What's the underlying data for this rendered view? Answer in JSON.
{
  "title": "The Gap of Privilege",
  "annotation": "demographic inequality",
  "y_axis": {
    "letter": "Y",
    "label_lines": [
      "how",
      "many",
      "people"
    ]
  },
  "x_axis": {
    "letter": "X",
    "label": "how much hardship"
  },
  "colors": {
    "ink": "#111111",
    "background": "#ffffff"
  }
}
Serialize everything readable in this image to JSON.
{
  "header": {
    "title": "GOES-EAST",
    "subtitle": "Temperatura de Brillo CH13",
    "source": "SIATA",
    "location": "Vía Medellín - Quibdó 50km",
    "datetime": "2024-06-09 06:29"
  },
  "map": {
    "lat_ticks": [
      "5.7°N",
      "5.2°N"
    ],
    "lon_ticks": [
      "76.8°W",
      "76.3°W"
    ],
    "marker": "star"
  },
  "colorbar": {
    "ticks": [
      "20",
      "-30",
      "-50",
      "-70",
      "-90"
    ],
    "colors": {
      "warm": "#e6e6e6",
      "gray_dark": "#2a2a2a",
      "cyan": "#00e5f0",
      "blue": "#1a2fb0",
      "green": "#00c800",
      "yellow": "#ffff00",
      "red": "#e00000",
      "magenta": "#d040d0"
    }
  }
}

Directions >> Your task is to extract the lines running from the one with "Serialize everything readable" to the end of the material, inclusive, copying each exactly and adding nothing.

Result >>
Serialize everything readable in this image to JSON.
{
  "header": {
    "title": "GOES-EAST",
    "subtitle": "Temperatura de Brillo CH13",
    "source": "SIATA",
    "location": "Vía Medellín - Quibdó 50km",
    "datetime": "2024-06-09 06:29"
  },
  "map": {
    "lat_ticks": [
      "5.7°N",
      "5.2°N"
    ],
    "lon_ticks": [
      "76.8°W",
      "76.3°W"
    ],
    "marker": "star"
  },
  "colorbar": {
    "ticks": [
      "20",
      "-30",
      "-50",
      "-70",
      "-90"
    ],
    "colors": {
      "warm": "#e6e6e6",
      "gray_dark": "#2a2a2a",
      "cyan": "#00e5f0",
      "blue": "#1a2fb0",
      "green": "#00c800",
      "yellow": "#ffff00",
      "red": "#e00000",
      "magenta": "#d040d0"
    }
  }
}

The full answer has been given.